→ **Exercise requirements**:
Return all lines from the listing below in which the string "البغدادي" occurs.

* START Entries provided *

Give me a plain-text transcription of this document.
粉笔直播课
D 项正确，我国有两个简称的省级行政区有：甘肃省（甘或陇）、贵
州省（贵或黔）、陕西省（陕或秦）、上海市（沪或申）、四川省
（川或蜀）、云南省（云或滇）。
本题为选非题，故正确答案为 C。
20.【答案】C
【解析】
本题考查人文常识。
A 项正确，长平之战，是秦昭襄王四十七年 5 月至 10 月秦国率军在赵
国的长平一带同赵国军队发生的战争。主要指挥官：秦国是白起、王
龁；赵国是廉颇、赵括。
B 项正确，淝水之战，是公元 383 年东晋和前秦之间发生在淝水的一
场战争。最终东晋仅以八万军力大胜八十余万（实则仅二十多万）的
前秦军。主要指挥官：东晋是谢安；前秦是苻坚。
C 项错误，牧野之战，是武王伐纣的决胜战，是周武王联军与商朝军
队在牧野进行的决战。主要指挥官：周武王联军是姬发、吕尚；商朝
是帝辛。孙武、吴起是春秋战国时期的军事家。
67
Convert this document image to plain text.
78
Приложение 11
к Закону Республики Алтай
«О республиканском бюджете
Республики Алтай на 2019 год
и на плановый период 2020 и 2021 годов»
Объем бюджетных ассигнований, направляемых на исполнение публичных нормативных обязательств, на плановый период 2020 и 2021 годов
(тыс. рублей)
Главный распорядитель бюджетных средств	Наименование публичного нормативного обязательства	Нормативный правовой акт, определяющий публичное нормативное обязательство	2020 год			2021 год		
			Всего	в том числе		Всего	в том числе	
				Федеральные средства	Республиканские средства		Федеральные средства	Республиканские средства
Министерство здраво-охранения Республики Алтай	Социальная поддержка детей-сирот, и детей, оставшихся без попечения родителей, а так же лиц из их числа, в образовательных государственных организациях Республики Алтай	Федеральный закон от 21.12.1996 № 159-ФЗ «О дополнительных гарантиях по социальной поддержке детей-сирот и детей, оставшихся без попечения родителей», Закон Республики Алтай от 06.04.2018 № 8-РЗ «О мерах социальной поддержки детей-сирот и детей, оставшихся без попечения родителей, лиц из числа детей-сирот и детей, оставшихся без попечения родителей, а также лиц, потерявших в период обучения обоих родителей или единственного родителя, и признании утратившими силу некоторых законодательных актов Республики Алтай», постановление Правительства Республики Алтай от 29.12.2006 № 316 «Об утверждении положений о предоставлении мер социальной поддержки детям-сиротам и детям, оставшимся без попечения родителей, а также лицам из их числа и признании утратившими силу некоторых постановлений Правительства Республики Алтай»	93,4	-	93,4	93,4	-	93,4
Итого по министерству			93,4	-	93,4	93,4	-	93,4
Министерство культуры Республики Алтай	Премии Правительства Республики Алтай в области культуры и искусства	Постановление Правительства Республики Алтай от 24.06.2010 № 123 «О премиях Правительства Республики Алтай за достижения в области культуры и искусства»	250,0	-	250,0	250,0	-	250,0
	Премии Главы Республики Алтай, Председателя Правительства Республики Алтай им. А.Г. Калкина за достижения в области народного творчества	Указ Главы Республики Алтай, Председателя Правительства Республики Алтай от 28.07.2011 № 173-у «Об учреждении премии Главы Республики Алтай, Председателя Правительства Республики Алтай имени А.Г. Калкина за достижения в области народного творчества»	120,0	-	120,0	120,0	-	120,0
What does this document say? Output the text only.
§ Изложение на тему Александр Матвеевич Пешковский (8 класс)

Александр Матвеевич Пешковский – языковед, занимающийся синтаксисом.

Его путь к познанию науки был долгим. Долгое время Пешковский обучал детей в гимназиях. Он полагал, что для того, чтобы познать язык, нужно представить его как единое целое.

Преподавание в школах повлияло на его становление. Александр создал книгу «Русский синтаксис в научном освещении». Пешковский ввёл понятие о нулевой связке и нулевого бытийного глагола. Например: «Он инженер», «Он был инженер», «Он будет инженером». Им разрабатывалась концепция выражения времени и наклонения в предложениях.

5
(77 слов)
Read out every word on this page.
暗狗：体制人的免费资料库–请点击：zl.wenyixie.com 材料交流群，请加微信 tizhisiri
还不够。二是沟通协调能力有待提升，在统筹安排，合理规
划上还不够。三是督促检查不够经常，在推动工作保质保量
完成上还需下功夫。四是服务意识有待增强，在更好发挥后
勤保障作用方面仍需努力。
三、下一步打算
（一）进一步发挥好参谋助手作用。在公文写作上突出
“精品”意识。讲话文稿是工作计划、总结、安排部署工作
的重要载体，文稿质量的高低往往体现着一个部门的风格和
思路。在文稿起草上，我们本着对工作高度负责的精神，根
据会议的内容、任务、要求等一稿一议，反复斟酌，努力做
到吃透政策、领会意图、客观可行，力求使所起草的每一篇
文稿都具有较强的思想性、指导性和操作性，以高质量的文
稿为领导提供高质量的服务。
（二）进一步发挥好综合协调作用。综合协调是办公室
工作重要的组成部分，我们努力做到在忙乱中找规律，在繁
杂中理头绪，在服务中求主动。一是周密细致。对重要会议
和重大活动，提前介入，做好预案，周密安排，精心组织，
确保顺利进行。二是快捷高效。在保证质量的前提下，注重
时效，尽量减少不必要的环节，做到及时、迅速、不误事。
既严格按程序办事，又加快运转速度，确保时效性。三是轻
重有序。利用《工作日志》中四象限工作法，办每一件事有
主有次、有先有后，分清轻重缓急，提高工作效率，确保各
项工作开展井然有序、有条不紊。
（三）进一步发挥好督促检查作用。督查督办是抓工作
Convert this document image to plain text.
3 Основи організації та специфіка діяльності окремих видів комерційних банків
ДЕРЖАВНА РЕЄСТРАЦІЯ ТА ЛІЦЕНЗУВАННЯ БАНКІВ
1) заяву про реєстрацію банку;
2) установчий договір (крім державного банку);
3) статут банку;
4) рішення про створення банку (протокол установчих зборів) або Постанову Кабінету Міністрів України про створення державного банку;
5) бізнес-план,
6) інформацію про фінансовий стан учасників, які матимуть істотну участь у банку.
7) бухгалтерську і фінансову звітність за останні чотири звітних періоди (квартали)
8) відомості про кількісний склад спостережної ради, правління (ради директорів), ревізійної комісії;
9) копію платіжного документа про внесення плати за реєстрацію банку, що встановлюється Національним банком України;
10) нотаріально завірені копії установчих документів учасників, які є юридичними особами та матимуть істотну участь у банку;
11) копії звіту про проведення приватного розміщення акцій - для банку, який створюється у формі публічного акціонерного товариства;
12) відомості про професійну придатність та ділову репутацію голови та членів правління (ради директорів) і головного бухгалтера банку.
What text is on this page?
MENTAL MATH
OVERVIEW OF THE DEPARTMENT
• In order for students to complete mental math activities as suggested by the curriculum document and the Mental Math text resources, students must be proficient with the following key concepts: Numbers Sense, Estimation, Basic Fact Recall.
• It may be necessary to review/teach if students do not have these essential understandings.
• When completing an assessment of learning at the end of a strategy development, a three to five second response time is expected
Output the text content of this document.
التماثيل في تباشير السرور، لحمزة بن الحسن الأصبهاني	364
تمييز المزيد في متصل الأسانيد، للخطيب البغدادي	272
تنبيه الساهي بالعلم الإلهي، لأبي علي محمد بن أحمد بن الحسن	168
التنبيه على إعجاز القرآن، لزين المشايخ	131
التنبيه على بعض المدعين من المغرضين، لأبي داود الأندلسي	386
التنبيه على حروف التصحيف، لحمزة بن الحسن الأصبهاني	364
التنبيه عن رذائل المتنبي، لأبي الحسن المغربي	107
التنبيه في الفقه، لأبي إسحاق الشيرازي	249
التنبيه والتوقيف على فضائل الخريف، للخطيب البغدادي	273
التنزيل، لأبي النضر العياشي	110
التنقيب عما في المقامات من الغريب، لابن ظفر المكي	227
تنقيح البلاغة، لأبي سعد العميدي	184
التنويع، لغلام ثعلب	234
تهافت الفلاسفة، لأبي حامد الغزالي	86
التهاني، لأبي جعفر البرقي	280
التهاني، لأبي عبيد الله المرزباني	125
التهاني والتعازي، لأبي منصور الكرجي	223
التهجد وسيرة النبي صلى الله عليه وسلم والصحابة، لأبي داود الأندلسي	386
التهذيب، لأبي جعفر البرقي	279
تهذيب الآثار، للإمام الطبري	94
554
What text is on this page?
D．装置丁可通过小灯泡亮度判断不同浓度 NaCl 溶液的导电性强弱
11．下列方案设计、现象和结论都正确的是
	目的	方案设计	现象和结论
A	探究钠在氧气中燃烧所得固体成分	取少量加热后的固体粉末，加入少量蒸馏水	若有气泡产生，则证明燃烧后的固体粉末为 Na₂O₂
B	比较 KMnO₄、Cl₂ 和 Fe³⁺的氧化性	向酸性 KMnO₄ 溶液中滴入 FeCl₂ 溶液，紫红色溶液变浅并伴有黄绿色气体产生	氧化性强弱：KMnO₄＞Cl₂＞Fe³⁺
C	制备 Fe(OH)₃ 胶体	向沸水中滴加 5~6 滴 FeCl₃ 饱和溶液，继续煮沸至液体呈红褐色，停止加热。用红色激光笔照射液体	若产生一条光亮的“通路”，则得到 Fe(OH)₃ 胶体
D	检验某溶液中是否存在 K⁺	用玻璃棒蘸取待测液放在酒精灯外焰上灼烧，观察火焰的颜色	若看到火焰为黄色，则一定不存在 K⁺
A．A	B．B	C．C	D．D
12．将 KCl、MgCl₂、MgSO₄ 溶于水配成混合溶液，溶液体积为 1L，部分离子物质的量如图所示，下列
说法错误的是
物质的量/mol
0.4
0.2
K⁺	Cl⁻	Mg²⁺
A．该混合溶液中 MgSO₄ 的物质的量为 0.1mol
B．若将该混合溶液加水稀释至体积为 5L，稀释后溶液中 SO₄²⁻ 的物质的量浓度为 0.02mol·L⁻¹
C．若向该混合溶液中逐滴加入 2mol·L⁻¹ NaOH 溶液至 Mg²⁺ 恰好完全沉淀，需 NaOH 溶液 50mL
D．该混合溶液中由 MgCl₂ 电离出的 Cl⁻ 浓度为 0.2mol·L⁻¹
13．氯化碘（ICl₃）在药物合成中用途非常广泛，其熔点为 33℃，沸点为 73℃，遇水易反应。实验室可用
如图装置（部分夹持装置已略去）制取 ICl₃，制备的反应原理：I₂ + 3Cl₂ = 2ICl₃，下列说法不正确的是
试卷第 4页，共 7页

* END Entries provided *

→ **Response for this exercise**:
تمييز المزيد في متصل الأسانيد، للخطيب البغدادي	272
التنبيه والتوقيف على فضائل الخريف، للخطيب البغدادي	273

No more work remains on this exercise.